Stored data
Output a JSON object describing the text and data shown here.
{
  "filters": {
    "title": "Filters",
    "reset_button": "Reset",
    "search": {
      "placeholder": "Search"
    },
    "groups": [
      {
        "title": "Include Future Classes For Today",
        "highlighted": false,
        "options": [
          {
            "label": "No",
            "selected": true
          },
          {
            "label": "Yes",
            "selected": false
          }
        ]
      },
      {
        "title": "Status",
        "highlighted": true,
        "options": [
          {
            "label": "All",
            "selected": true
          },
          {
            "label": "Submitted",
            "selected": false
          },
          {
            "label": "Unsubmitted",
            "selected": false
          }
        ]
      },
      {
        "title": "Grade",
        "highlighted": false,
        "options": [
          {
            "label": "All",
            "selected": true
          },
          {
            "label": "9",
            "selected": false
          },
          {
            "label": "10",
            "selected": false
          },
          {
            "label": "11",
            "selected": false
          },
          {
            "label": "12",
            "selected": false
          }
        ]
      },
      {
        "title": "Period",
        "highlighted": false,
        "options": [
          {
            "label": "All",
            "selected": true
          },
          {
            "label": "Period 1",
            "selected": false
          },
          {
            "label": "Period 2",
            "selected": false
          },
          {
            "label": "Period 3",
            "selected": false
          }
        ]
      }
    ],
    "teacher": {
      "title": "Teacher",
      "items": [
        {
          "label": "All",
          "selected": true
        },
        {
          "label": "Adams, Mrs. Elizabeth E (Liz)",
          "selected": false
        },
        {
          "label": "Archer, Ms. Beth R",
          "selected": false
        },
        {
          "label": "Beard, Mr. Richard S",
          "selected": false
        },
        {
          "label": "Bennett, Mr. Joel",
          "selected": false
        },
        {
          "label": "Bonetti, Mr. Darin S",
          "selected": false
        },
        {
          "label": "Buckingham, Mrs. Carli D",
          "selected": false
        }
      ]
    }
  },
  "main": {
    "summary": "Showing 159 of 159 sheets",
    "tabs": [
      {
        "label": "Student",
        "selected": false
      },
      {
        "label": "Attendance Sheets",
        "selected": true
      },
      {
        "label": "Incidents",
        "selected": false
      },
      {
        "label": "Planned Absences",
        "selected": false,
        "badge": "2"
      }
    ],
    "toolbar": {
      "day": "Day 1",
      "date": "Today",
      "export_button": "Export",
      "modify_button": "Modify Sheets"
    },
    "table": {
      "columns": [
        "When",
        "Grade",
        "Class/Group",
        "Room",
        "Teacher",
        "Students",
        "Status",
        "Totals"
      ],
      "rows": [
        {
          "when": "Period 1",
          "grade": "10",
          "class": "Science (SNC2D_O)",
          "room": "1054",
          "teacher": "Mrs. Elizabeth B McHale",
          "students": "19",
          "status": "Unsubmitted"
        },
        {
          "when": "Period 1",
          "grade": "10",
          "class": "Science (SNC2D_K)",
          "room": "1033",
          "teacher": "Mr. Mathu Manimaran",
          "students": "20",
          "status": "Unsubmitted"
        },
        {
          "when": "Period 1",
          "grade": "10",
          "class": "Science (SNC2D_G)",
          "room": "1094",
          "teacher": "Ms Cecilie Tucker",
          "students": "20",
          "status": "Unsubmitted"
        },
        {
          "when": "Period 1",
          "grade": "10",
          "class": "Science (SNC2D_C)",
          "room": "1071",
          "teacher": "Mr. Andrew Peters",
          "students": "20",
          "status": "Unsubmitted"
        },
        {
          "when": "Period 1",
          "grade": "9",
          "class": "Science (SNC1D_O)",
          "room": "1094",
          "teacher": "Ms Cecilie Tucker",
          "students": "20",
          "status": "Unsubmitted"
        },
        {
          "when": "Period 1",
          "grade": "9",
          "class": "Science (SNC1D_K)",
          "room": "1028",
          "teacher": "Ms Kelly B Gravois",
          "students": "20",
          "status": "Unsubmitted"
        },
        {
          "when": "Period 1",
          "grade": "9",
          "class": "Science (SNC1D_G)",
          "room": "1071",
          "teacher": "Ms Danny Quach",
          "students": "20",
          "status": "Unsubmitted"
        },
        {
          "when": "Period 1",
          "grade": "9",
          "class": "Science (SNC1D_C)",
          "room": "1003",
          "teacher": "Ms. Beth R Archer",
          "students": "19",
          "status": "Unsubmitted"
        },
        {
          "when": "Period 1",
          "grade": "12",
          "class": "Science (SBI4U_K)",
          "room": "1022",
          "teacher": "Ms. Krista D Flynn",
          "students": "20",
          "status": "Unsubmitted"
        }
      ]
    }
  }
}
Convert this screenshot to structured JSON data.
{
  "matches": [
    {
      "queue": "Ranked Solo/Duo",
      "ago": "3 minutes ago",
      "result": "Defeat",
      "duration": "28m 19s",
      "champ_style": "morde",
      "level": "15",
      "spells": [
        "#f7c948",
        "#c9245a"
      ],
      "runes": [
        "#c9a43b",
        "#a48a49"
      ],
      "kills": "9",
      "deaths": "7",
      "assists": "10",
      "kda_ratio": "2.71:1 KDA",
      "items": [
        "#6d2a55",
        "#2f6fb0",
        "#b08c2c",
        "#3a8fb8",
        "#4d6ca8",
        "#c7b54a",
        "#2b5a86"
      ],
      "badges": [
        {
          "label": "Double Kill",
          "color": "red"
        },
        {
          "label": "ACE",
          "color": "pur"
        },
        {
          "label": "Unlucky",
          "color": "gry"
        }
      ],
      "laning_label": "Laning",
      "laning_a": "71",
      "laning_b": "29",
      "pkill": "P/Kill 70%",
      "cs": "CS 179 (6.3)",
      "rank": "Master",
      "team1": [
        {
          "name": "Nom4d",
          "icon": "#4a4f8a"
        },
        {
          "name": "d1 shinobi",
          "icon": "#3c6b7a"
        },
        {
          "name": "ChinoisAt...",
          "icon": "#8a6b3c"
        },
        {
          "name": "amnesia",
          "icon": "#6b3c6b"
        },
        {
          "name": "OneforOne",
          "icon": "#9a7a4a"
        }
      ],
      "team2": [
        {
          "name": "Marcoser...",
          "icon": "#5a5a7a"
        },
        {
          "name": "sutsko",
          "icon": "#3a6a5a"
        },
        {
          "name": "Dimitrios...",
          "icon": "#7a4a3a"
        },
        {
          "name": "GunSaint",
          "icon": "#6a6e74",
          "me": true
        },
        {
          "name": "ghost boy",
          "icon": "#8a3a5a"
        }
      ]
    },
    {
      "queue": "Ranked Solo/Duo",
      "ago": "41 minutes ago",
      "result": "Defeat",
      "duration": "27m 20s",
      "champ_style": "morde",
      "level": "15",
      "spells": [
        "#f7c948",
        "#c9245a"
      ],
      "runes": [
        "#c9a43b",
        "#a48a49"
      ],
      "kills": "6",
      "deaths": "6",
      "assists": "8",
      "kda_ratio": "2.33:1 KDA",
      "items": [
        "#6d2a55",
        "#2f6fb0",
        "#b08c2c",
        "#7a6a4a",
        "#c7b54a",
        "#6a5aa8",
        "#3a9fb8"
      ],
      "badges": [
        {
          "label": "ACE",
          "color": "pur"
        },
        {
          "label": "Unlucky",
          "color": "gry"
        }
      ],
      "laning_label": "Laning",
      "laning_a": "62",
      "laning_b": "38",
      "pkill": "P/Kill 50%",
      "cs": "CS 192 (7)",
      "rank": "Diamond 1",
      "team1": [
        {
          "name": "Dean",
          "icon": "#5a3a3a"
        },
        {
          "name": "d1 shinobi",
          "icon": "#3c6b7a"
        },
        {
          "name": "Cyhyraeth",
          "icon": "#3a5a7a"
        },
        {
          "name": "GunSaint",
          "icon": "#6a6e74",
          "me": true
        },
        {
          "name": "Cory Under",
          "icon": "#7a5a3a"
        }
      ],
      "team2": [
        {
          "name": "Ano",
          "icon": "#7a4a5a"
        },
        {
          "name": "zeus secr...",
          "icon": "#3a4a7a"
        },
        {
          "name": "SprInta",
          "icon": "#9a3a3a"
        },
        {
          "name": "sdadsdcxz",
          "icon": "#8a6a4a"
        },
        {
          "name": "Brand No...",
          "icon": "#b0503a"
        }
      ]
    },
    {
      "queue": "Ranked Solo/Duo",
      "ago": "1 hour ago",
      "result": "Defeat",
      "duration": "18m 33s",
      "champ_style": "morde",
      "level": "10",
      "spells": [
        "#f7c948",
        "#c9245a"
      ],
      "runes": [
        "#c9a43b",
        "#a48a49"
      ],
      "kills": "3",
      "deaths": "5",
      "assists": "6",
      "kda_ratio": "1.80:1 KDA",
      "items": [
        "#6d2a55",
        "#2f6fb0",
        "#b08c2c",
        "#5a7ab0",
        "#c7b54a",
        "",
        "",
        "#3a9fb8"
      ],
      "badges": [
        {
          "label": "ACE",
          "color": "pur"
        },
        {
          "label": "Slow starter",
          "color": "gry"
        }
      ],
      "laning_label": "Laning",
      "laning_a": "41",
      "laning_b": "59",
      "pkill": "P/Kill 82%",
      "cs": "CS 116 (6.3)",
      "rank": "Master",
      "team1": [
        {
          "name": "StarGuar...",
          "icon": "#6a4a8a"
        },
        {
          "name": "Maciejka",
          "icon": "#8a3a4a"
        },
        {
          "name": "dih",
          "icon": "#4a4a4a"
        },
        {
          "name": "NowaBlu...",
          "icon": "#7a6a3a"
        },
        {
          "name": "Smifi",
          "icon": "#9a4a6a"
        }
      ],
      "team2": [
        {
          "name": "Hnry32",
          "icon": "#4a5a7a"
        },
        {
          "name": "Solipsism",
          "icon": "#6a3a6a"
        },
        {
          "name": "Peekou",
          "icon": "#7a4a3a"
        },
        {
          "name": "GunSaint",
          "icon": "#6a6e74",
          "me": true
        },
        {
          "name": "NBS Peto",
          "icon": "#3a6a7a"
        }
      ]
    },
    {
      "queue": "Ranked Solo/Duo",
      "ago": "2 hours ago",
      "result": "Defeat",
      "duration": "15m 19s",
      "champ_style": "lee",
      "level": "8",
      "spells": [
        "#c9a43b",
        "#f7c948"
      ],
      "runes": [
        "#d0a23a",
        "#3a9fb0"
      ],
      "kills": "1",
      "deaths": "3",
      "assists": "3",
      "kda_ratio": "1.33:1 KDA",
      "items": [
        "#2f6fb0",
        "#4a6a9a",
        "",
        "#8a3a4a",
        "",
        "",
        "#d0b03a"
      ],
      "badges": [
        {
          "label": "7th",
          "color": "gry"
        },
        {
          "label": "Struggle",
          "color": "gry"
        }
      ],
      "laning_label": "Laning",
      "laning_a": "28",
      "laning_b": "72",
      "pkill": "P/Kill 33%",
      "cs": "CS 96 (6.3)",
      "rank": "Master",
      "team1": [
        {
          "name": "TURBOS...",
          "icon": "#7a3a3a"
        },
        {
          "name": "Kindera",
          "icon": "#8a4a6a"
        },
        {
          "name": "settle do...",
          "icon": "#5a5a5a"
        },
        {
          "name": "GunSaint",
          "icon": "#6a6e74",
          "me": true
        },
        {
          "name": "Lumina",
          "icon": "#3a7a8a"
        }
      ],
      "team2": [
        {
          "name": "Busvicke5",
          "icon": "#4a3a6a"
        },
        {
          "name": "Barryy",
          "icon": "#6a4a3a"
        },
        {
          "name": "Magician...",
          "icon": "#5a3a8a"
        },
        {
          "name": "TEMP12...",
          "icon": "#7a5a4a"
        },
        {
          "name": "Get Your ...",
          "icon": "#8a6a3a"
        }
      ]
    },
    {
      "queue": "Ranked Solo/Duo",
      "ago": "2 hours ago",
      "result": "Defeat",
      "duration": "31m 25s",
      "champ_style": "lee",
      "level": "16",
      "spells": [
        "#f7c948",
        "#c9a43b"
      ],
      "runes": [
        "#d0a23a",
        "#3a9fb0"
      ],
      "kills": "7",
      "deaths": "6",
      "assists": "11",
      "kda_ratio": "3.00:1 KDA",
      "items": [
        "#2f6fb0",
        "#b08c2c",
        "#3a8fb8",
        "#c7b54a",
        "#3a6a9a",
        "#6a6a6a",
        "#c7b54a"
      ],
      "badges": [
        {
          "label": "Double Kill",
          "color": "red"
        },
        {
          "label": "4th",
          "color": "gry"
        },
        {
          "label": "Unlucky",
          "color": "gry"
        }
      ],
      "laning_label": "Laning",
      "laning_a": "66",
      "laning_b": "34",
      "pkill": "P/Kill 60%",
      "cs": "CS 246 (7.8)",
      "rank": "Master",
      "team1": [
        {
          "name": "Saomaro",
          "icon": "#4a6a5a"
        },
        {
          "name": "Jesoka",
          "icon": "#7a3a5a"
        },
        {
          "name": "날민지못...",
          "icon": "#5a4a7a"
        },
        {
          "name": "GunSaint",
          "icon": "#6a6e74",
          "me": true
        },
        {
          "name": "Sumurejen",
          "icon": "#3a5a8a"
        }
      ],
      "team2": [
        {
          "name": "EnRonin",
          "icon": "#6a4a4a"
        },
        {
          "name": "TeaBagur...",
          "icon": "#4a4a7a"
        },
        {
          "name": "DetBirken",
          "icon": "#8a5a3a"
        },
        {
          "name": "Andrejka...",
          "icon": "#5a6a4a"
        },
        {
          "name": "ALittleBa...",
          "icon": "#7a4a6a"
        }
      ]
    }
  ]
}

> The request
Above are lines of data; state how many of them contain the word "Elizabeth", with no other output.

> Result
2